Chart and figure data
==========
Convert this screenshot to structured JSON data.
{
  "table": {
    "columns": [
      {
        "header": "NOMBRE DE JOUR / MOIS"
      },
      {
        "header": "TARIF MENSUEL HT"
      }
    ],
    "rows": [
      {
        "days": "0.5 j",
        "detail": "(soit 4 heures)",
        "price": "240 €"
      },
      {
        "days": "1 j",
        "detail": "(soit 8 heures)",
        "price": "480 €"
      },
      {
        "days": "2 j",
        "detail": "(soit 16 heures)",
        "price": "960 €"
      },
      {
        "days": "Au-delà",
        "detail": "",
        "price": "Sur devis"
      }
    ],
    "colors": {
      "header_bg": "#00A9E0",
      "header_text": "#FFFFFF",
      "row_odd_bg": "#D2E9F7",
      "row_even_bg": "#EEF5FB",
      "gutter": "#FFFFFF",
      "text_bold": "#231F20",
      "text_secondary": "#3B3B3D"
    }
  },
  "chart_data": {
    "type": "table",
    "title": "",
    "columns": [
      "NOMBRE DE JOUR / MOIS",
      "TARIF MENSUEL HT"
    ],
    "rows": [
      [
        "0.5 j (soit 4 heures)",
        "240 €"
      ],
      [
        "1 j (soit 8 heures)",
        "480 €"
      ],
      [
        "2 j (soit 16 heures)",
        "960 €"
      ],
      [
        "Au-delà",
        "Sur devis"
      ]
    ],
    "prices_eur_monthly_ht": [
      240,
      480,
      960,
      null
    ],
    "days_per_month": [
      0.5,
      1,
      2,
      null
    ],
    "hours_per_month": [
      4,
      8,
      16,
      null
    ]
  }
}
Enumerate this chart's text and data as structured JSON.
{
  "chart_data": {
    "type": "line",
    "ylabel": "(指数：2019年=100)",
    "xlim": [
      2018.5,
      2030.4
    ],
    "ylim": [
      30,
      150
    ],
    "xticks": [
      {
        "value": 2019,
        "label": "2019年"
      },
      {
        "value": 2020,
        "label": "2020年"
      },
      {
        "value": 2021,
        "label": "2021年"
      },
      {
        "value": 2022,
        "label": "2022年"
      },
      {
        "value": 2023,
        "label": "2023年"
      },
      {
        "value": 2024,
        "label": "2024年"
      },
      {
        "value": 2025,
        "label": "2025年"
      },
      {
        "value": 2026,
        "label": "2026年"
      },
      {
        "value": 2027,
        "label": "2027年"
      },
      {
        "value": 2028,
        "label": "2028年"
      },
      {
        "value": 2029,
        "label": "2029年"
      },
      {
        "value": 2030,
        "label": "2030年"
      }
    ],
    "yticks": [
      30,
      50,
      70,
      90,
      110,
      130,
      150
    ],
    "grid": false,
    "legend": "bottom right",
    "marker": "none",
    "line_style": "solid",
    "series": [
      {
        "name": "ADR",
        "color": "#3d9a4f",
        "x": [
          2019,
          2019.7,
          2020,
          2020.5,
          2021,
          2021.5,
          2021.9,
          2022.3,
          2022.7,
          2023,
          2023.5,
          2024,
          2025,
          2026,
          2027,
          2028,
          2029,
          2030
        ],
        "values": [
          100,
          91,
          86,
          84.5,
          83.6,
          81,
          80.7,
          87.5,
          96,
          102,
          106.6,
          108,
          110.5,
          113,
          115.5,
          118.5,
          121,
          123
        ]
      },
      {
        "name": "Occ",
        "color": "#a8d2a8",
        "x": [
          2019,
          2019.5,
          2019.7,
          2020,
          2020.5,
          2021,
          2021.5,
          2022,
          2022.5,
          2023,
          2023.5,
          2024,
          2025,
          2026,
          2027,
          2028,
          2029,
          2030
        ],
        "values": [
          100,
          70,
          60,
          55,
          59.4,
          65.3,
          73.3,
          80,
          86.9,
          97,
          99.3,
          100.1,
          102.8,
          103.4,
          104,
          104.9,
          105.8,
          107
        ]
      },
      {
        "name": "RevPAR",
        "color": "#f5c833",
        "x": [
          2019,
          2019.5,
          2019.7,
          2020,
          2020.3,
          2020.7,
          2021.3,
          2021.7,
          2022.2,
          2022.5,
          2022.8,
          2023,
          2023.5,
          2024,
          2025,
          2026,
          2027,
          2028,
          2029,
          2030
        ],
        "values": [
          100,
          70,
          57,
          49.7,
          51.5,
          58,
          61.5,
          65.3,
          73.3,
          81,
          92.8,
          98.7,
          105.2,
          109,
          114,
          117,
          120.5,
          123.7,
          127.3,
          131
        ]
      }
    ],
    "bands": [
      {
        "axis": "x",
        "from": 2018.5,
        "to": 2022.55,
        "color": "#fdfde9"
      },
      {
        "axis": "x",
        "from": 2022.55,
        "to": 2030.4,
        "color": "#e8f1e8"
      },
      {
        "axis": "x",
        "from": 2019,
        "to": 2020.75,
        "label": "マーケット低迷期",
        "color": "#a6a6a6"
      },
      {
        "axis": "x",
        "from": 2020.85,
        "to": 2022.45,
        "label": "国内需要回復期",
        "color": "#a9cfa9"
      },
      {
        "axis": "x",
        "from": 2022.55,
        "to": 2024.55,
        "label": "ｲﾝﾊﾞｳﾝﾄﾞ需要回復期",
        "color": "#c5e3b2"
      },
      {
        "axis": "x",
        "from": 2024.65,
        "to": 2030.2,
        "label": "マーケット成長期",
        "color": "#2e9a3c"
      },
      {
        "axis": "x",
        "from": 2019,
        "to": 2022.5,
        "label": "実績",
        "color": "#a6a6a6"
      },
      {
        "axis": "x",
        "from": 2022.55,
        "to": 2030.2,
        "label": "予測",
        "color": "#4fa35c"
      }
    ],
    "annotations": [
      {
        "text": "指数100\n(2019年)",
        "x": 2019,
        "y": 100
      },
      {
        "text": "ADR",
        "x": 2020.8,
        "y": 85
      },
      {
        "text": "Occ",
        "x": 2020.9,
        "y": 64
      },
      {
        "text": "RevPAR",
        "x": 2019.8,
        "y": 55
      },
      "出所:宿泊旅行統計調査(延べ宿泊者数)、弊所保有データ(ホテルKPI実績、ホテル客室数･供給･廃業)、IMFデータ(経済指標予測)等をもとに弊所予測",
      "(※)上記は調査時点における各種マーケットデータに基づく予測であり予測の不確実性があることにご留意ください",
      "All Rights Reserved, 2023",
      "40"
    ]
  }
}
==========
[Work to be completed] Output all preceding records character for character.

[Response to the task]
Convert this screenshot to structured JSON data.
{
  "table": {
    "columns": [
      {
        "header": "NOMBRE DE JOUR / MOIS"
      },
      {
        "header": "TARIF MENSUEL HT"
      }
    ],
    "rows": [
      {
        "days": "0.5 j",
        "detail": "(soit 4 heures)",
        "price": "240 €"
      },
      {
        "days": "1 j",
        "detail": "(soit 8 heures)",
        "price": "480 €"
      },
      {
        "days": "2 j",
        "detail": "(soit 16 heures)",
        "price": "960 €"
      },
      {
        "days": "Au-delà",
        "detail": "",
        "price": "Sur devis"
      }
    ],
    "colors": {
      "header_bg": "#00A9E0",
      "header_text": "#FFFFFF",
      "row_odd_bg": "#D2E9F7",
      "row_even_bg": "#EEF5FB",
      "gutter": "#FFFFFF",
      "text_bold": "#231F20",
      "text_secondary": "#3B3B3D"
    }
  },
  "chart_data": {
    "type": "table",
    "title": "",
    "columns": [
      "NOMBRE DE JOUR / MOIS",
      "TARIF MENSUEL HT"
    ],
    "rows": [
      [
        "0.5 j (soit 4 heures)",
        "240 €"
      ],
      [
        "1 j (soit 8 heures)",
        "480 €"
      ],
      [
        "2 j (soit 16 heures)",
        "960 €"
      ],
      [
        "Au-delà",
        "Sur devis"
      ]
    ],
    "prices_eur_monthly_ht": [
      240,
      480,
      960,
      null
    ],
    "days_per_month": [
      0.5,
      1,
      2,
      null
    ],
    "hours_per_month": [
      4,
      8,
      16,
      null
    ]
  }
}
Enumerate this chart's text and data as structured JSON.
{
  "chart_data": {
    "type": "line",
    "ylabel": "(指数：2019年=100)",
    "xlim": [
      2018.5,
      2030.4
    ],
    "ylim": [
      30,
      150
    ],
    "xticks": [
      {
        "value": 2019,
        "label": "2019年"
      },
      {
        "value": 2020,
        "label": "2020年"
      },
      {
        "value": 2021,
        "label": "2021年"
      },
      {
        "value": 2022,
        "label": "2022年"
      },
      {
        "value": 2023,
        "label": "2023年"
      },
      {
        "value": 2024,
        "label": "2024年"
      },
      {
        "value": 2025,
        "label": "2025年"
      },
      {
        "value": 2026,
        "label": "2026年"
      },
      {
        "value": 2027,
        "label": "2027年"
      },
      {
        "value": 2028,
        "label": "2028年"
      },
      {
        "value": 2029,
        "label": "2029年"
      },
      {
        "value": 2030,
        "label": "2030年"
      }
    ],
    "yticks": [
      30,
      50,
      70,
      90,
      110,
      130,
      150
    ],
    "grid": false,
    "legend": "bottom right",
    "marker": "none",
    "line_style": "solid",
    "series": [
      {
        "name": "ADR",
        "color": "#3d9a4f",
        "x": [
          2019,
          2019.7,
          2020,
          2020.5,
          2021,
          2021.5,
          2021.9,
          2022.3,
          2022.7,
          2023,
          2023.5,
          2024,
          2025,
          2026,
          2027,
          2028,
          2029,
          2030
        ],
        "values": [
          100,
          91,
          86,
          84.5,
          83.6,
          81,
          80.7,
          87.5,
          96,
          102,
          106.6,
          108,
          110.5,
          113,
          115.5,
          118.5,
          121,
          123
        ]
      },
      {
        "name": "Occ",
        "color": "#a8d2a8",
        "x": [
          2019,
          2019.5,
          2019.7,
          2020,
          2020.5,
          2021,
          2021.5,
          2022,
          2022.5,
          2023,
          2023.5,
          2024,
          2025,
          2026,
          2027,
          2028,
          2029,
          2030
        ],
        "values": [
          100,
          70,
          60,
          55,
          59.4,
          65.3,
          73.3,
          80,
          86.9,
          97,
          99.3,
          100.1,
          102.8,
          103.4,
          104,
          104.9,
          105.8,
          107
        ]
      },
      {
        "name": "RevPAR",
        "color": "#f5c833",
        "x": [
          2019,
          2019.5,
          2019.7,
          2020,
          2020.3,
          2020.7,
          2021.3,
          2021.7,
          2022.2,
          2022.5,
          2022.8,
          2023,
          2023.5,
          2024,
          2025,
          2026,
          2027,
          2028,
          2029,
          2030
        ],
        "values": [
          100,
          70,
          57,
          49.7,
          51.5,
          58,
          61.5,
          65.3,
          73.3,
          81,
          92.8,
          98.7,
          105.2,
          109,
          114,
          117,
          120.5,
          123.7,
          127.3,
          131
        ]
      }
    ],
    "bands": [
      {
        "axis": "x",
        "from": 2018.5,
        "to": 2022.55,
        "color": "#fdfde9"
      },
      {
        "axis": "x",
        "from": 2022.55,
        "to": 2030.4,
        "color": "#e8f1e8"
      },
      {
        "axis": "x",
        "from": 2019,
        "to": 2020.75,
        "label": "マーケット低迷期",
        "color": "#a6a6a6"
      },
      {
        "axis": "x",
        "from": 2020.85,
        "to": 2022.45,
        "label": "国内需要回復期",
        "color": "#a9cfa9"
      },
      {
        "axis": "x",
        "from": 2022.55,
        "to": 2024.55,
        "label": "ｲﾝﾊﾞｳﾝﾄﾞ需要回復期",
        "color": "#c5e3b2"
      },
      {
        "axis": "x",
        "from": 2024.65,
        "to": 2030.2,
        "label": "マーケット成長期",
        "color": "#2e9a3c"
      },
      {
        "axis": "x",
        "from": 2019,
        "to": 2022.5,
        "label": "実績",
        "color": "#a6a6a6"
      },
      {
        "axis": "x",
        "from": 2022.55,
        "to": 2030.2,
        "label": "予測",
        "color": "#4fa35c"
      }
    ],
    "annotations": [
      {
        "text": "指数100\n(2019年)",
        "x": 2019,
        "y": 100
      },
      {
        "text": "ADR",
        "x": 2020.8,
        "y": 85
      },
      {
        "text": "Occ",
        "x": 2020.9,
        "y": 64
      },
      {
        "text": "RevPAR",
        "x": 2019.8,
        "y": 55
      },
      "出所:宿泊旅行統計調査(延べ宿泊者数)、弊所保有データ(ホテルKPI実績、ホテル客室数･供給･廃業)、IMFデータ(経済指標予測)等をもとに弊所予測",
      "(※)上記は調査時点における各種マーケットデータに基づく予測であり予測の不確実性があることにご留意ください",
      "All Rights Reserved, 2023",
      "40"
    ]
  }
}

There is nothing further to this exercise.